WRITTEN EXERCISE: Copy out each line below that has the word "location" in it.

GIVEN ENTRIES:
+++++

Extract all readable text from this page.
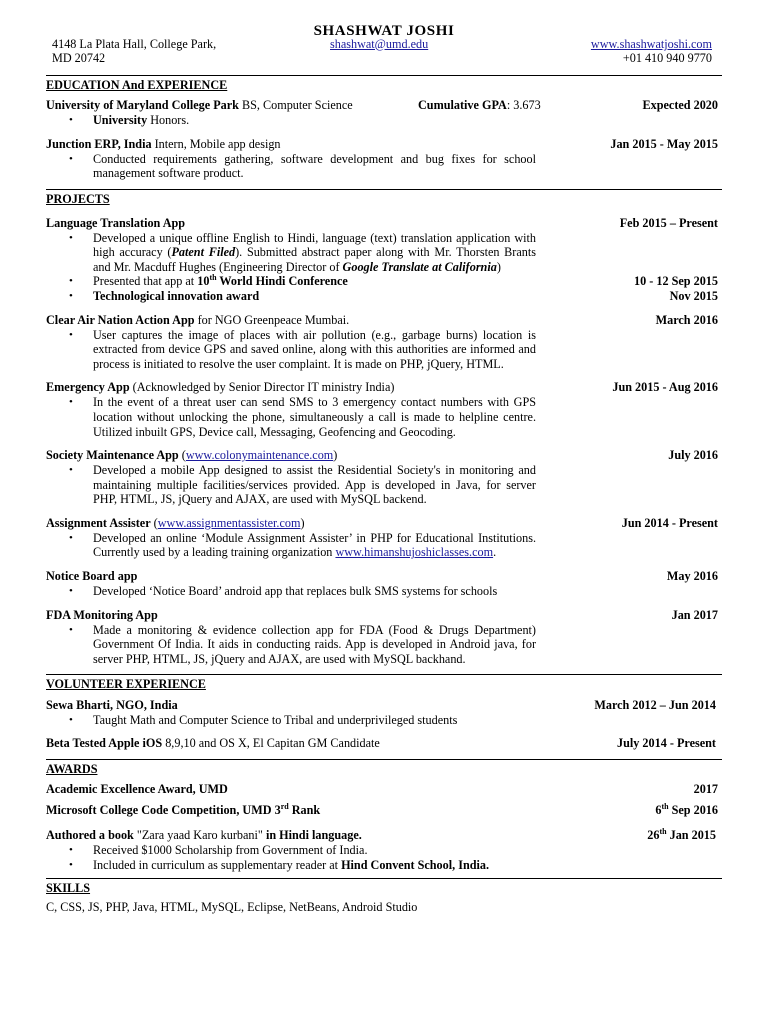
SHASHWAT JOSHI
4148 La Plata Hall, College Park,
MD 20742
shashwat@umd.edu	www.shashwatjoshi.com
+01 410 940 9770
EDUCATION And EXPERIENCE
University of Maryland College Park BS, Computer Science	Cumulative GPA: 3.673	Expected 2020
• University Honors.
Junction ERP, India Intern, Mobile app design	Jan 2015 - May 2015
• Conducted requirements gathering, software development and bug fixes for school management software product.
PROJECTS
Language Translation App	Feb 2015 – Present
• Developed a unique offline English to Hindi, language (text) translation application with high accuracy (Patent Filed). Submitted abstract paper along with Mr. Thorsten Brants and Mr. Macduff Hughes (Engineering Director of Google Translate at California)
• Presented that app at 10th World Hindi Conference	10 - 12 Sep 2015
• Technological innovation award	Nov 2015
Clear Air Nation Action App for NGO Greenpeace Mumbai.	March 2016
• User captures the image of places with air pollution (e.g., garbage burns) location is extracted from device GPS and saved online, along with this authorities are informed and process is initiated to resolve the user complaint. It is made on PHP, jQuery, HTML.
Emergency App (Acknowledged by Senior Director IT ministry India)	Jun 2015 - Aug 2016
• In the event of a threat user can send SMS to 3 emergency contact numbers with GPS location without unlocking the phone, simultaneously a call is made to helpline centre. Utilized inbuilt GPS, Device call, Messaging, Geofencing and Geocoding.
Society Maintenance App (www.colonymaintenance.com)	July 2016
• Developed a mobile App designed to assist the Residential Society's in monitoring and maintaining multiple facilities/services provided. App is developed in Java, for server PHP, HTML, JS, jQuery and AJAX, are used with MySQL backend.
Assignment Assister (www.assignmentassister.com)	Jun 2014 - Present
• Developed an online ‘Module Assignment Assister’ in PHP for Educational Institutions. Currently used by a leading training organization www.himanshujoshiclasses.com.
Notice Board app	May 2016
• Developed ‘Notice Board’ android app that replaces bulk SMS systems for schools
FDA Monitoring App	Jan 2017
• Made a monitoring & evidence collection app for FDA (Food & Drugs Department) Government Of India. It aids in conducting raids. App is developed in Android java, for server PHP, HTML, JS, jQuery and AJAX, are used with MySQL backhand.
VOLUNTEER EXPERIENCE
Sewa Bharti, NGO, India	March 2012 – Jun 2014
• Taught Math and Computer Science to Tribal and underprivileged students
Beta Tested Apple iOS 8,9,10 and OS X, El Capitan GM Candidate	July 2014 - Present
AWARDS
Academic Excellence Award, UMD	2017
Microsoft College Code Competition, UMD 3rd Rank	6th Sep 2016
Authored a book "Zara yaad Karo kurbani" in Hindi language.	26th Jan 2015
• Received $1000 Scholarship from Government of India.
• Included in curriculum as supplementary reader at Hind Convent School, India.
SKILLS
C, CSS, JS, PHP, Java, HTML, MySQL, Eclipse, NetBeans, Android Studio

+++++

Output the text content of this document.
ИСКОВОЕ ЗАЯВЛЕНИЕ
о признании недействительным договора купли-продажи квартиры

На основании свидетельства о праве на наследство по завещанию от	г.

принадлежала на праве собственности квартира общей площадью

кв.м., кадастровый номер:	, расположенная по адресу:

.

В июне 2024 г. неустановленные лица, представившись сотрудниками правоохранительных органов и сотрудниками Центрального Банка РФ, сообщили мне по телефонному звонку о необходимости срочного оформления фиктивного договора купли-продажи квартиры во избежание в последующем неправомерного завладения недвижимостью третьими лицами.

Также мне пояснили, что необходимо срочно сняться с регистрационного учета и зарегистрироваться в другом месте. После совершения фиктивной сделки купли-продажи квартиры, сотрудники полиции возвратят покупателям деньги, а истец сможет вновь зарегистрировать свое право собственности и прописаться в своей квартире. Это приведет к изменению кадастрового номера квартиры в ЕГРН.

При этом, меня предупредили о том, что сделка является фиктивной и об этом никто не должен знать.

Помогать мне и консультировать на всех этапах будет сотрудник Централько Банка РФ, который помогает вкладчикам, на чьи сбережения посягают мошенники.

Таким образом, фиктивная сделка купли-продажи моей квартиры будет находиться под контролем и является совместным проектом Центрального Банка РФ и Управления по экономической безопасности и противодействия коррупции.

+++++

SOLUTION TO THIS PROBLEM:
• User captures the image of places with air pollution (e.g., garbage burns) location is extracted from device GPS and saved online, along with this authorities are informed and process is initiated to resolve the user complaint. It is made on PHP, jQuery, HTML.
• In the event of a threat user can send SMS to 3 emergency contact numbers with GPS location without unlocking the phone, simultaneously a call is made to helpline centre. Utilized inbuilt GPS, Device call, Messaging, Geofencing and Geocoding.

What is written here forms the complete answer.